■ INPUT DATA ■

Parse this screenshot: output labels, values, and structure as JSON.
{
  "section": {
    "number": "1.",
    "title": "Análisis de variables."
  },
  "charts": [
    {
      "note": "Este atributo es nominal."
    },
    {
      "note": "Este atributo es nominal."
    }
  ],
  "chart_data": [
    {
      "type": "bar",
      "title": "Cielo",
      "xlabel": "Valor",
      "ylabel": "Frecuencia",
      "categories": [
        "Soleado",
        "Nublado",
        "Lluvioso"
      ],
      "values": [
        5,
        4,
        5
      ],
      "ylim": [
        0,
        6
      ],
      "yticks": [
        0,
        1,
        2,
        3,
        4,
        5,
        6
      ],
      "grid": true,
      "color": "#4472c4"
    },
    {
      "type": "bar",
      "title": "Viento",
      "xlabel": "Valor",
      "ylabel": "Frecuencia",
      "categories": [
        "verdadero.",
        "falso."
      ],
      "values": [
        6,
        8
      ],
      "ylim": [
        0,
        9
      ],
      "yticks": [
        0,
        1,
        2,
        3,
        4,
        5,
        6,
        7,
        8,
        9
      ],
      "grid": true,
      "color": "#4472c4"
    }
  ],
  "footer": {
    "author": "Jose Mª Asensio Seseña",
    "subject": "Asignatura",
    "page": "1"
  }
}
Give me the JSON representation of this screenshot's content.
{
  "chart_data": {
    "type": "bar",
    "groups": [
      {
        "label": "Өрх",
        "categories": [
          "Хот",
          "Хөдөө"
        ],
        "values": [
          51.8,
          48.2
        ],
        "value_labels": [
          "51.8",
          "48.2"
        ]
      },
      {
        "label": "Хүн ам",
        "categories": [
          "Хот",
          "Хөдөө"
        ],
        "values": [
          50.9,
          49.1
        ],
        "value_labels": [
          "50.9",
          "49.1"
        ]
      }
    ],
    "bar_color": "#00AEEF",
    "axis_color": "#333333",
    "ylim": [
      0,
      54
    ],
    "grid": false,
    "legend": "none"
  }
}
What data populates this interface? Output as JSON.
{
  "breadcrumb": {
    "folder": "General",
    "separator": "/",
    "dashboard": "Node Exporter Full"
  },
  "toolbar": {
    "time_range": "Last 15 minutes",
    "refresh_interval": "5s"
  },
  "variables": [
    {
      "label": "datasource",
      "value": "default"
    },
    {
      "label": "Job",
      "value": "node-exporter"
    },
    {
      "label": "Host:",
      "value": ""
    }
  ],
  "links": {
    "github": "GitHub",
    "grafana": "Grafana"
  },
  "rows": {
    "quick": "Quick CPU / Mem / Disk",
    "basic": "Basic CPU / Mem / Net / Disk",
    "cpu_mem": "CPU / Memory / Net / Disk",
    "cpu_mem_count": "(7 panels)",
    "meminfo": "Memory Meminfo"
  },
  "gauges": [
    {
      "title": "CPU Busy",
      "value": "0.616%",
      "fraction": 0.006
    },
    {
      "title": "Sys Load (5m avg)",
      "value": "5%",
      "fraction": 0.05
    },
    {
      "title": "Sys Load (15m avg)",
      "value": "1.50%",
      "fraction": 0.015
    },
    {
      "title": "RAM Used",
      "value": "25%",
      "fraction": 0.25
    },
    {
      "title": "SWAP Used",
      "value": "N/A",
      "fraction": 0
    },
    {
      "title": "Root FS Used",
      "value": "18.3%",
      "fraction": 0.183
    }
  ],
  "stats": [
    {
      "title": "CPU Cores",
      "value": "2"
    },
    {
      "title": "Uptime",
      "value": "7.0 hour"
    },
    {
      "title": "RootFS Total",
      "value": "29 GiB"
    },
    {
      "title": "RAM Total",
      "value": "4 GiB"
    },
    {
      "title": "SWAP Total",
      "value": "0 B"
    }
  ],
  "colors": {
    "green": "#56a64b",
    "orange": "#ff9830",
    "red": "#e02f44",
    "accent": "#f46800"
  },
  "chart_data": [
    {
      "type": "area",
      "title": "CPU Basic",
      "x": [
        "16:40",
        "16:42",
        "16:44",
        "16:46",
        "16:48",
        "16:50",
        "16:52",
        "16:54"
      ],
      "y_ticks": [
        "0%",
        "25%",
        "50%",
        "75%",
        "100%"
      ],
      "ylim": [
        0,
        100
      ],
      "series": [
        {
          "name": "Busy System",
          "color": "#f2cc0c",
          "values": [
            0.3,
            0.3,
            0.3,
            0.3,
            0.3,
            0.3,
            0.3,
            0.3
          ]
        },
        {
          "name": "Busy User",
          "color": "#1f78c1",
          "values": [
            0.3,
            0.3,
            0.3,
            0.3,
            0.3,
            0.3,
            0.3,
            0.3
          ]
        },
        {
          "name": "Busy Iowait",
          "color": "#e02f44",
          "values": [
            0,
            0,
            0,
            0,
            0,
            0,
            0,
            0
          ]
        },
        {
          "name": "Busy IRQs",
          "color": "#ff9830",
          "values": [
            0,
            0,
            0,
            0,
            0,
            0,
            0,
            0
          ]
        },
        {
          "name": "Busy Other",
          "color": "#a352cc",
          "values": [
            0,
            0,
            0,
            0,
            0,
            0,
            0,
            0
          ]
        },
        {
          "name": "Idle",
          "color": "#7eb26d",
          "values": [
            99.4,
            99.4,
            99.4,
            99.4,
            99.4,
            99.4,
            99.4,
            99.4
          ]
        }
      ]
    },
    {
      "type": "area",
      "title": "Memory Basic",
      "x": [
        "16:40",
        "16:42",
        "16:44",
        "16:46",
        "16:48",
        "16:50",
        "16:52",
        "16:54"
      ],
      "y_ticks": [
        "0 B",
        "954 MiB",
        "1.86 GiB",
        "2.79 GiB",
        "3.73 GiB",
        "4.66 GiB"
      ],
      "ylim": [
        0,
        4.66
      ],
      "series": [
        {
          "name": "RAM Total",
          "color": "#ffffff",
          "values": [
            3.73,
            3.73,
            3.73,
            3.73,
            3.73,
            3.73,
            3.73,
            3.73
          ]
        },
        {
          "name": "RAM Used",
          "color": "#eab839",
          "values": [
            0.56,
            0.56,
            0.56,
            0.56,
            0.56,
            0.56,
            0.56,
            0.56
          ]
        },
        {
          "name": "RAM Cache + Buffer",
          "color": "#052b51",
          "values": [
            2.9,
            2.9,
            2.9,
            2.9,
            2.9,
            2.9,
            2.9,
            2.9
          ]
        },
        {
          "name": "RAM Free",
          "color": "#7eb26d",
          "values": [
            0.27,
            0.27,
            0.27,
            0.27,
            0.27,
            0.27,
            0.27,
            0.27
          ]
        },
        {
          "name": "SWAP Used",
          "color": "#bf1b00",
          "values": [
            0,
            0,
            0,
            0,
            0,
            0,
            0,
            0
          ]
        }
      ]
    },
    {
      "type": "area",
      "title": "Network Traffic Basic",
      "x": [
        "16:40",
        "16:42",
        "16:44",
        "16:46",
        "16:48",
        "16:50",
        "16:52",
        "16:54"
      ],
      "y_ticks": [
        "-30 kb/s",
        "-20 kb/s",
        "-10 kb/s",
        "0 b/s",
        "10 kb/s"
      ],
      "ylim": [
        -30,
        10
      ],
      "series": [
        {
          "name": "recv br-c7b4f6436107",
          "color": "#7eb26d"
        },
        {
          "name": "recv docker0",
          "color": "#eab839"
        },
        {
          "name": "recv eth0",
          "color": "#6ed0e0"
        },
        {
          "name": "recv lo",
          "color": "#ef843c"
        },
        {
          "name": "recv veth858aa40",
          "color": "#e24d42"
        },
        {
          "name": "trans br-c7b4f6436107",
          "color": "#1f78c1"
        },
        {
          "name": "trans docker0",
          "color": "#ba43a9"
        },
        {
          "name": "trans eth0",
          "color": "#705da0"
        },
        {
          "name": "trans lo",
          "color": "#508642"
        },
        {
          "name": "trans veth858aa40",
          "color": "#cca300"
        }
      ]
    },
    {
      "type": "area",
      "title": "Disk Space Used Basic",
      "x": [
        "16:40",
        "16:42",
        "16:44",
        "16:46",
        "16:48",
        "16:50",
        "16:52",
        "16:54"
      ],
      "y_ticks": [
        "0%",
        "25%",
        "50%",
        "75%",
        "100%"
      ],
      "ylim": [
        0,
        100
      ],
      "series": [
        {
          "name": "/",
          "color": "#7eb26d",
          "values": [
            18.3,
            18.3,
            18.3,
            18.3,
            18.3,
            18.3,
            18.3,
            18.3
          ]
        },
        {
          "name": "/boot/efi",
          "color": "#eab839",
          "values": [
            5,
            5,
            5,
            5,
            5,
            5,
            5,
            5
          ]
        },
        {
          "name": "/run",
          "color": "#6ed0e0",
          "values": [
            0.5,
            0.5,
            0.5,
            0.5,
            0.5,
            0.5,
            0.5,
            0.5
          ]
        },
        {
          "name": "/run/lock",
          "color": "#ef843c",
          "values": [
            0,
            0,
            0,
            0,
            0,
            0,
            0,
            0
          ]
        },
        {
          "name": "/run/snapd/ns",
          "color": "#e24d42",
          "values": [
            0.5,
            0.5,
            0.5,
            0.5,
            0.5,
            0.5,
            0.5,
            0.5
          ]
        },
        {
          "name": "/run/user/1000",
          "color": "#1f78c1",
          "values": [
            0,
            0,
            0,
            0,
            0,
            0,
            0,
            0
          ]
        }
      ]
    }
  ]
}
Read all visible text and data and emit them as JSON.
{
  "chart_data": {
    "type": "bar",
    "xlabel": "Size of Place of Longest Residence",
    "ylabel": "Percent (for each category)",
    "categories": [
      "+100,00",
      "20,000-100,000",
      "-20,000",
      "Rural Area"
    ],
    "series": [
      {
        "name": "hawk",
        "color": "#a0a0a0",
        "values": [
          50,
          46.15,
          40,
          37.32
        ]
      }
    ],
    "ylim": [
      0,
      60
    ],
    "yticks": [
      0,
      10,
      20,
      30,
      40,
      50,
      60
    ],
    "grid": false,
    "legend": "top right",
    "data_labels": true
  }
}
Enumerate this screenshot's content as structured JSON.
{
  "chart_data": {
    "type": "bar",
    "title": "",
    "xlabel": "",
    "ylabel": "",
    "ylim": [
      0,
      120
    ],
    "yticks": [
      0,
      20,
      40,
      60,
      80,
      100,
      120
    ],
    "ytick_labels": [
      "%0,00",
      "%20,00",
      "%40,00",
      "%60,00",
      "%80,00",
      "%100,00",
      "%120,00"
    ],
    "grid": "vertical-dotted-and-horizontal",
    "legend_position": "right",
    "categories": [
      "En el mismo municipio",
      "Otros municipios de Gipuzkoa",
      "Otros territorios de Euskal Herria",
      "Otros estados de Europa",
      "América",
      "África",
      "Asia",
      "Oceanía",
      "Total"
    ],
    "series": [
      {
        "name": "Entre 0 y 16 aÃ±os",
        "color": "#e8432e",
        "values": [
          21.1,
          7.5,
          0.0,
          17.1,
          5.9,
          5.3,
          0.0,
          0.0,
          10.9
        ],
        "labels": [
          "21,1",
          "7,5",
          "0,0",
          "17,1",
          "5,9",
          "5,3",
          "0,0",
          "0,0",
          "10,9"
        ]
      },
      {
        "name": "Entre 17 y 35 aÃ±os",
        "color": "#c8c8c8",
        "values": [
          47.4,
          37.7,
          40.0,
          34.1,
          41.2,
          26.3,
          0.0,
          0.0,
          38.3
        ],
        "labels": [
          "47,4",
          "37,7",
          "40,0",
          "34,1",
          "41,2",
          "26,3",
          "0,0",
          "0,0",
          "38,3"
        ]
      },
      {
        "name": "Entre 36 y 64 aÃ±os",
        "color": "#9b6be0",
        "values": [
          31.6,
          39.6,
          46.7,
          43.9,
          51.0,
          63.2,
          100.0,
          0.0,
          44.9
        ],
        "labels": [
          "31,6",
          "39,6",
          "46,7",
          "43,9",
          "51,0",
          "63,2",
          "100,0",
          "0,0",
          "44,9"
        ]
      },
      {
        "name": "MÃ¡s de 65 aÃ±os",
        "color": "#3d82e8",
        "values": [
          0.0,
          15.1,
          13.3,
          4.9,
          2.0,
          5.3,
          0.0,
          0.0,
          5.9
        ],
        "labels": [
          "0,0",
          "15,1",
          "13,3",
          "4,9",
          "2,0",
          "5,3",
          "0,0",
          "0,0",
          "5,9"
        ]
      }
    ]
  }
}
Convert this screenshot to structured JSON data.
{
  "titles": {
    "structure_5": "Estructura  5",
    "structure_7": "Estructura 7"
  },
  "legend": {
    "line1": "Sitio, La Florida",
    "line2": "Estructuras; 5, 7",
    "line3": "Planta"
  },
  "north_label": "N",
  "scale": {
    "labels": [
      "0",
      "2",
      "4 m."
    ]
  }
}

■ WHAT IS NEEDED ■
Pull every line containing the word "xlabel" out of the material and copy it.

■ RESULT OF THE EXERCISE ■
      "xlabel": "Valor",
      "xlabel": "Valor",
    "xlabel": "Size of Place of Longest Residence",
    "xlabel": "",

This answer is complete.